§ Task to carry out
Using the listing below, copy every line that mentions "不符合题意".

§ Stored entries

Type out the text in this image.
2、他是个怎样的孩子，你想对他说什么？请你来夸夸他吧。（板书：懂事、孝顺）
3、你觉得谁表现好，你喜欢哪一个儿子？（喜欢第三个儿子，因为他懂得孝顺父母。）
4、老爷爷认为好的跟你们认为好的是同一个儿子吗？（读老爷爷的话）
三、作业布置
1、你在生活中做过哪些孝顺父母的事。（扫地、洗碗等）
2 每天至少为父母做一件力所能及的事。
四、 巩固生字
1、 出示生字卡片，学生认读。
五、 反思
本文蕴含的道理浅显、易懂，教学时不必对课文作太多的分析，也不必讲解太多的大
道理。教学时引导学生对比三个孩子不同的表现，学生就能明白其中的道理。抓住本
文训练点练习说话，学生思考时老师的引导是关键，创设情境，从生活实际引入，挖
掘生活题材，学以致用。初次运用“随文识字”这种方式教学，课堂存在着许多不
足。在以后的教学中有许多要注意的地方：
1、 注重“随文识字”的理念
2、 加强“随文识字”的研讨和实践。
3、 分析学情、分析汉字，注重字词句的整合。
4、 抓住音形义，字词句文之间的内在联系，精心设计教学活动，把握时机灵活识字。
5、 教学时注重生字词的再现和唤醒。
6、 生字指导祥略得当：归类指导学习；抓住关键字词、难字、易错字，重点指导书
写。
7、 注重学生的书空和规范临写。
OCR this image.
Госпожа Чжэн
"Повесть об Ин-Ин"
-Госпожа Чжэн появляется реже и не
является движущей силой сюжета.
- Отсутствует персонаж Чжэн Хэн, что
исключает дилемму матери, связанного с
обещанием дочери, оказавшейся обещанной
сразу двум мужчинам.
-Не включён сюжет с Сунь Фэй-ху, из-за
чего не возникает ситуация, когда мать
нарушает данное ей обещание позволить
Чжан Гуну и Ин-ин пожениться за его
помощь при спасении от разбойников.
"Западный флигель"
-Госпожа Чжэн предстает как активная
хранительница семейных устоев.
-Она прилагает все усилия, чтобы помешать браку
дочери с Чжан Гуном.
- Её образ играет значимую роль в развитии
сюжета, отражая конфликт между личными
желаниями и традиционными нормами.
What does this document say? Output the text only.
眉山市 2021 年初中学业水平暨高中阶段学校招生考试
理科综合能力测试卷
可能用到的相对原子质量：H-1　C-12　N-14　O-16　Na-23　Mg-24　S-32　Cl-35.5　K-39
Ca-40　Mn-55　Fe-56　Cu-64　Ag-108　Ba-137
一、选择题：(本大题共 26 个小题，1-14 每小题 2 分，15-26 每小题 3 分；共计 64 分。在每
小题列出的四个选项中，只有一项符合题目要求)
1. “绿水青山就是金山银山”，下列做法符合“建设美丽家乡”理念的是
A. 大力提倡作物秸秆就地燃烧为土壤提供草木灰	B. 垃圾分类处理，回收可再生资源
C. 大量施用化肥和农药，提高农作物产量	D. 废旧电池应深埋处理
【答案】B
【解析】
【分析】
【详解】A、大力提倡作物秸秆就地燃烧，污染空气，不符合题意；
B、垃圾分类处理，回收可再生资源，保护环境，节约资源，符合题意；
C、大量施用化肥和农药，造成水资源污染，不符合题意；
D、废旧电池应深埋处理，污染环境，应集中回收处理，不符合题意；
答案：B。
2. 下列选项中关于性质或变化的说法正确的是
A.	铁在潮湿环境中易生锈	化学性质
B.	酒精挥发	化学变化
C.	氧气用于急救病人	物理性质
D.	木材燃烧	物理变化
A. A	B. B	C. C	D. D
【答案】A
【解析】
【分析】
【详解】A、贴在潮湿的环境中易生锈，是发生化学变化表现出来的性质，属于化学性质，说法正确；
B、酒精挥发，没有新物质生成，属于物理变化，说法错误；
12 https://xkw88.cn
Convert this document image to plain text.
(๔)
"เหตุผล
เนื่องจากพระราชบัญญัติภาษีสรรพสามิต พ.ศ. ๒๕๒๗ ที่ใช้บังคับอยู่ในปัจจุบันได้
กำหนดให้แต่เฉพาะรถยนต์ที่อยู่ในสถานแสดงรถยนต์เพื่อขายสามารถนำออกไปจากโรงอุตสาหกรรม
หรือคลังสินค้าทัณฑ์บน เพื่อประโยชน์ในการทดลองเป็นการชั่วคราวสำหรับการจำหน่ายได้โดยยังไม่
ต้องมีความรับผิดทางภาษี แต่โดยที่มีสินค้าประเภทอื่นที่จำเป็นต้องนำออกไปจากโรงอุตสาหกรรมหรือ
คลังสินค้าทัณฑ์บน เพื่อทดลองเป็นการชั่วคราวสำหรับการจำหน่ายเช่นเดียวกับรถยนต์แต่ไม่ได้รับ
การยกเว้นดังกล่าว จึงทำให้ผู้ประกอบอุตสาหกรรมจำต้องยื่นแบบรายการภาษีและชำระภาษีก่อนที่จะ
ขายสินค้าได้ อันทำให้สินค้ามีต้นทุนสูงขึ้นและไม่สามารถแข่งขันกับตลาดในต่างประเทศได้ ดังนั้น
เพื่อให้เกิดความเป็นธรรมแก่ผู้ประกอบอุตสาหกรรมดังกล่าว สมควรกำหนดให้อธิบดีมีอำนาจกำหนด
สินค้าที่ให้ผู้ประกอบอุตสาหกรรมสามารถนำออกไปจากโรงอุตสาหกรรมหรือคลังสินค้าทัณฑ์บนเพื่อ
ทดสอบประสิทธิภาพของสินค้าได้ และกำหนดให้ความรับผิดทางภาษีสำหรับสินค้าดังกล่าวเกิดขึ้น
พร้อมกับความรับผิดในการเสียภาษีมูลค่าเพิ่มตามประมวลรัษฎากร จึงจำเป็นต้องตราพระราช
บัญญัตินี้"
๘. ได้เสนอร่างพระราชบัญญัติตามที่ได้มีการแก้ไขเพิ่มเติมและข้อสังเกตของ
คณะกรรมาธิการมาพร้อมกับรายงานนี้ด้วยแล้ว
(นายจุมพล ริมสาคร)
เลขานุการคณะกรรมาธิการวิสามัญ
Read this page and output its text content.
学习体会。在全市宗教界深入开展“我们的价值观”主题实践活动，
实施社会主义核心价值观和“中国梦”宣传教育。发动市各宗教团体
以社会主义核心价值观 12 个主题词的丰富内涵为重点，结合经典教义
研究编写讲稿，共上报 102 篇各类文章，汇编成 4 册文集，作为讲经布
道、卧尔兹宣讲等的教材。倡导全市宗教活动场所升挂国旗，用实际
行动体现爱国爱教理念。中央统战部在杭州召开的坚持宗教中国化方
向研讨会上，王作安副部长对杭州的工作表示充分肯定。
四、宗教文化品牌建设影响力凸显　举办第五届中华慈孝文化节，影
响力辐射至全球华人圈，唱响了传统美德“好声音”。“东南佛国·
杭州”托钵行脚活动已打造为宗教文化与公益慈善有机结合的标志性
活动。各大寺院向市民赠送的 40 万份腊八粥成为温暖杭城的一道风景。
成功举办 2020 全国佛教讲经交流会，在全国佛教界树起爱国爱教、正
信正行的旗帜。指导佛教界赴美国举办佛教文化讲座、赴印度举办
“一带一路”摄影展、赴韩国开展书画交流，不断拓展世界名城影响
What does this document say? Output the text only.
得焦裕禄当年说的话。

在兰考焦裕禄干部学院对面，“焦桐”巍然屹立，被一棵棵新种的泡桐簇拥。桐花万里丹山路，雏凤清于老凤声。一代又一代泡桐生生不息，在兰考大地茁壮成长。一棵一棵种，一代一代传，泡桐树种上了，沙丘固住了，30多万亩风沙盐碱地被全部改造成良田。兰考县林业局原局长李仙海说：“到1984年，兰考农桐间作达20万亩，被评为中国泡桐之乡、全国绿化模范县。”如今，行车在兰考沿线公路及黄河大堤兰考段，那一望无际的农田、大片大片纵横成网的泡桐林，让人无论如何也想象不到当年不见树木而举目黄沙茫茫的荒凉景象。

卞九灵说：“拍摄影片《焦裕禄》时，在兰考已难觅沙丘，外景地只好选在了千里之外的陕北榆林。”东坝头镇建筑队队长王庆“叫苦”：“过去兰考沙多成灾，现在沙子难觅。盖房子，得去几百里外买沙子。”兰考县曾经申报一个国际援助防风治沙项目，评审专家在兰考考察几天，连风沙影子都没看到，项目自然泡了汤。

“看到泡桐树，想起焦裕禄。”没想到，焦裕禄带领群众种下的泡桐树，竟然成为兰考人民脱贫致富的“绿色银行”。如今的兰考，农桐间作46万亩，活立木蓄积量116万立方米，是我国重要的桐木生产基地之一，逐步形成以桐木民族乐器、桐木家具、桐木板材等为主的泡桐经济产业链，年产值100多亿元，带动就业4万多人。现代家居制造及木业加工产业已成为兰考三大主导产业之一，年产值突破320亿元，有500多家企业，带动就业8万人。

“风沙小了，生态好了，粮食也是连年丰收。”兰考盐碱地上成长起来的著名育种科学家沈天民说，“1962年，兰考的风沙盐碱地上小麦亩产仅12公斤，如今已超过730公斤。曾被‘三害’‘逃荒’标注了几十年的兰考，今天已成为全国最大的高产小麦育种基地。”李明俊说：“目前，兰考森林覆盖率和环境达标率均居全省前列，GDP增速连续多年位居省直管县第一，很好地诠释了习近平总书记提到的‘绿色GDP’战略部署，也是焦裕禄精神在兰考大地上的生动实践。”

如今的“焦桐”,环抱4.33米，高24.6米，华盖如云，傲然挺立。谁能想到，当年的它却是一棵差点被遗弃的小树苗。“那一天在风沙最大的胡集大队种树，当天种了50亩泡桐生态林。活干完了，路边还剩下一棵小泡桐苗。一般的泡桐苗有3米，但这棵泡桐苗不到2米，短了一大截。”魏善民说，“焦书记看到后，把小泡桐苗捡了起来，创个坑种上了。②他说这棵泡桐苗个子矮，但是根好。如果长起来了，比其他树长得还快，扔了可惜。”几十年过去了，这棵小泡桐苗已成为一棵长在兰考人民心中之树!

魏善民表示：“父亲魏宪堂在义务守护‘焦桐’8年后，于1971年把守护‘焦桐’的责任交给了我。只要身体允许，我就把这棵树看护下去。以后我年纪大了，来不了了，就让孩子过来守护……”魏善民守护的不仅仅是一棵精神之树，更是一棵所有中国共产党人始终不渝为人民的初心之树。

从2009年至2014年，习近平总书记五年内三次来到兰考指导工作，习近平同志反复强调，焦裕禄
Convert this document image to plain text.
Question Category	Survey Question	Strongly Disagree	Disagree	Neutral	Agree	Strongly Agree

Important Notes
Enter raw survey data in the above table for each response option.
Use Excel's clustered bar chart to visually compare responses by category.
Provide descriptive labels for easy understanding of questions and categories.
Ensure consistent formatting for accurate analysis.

§ Task solution
【详解】A、大力提倡作物秸秆就地燃烧，污染空气，不符合题意；
C、大量施用化肥和农药，造成水资源污染，不符合题意；
D、废旧电池应深埋处理，污染环境，应集中回收处理，不符合题意；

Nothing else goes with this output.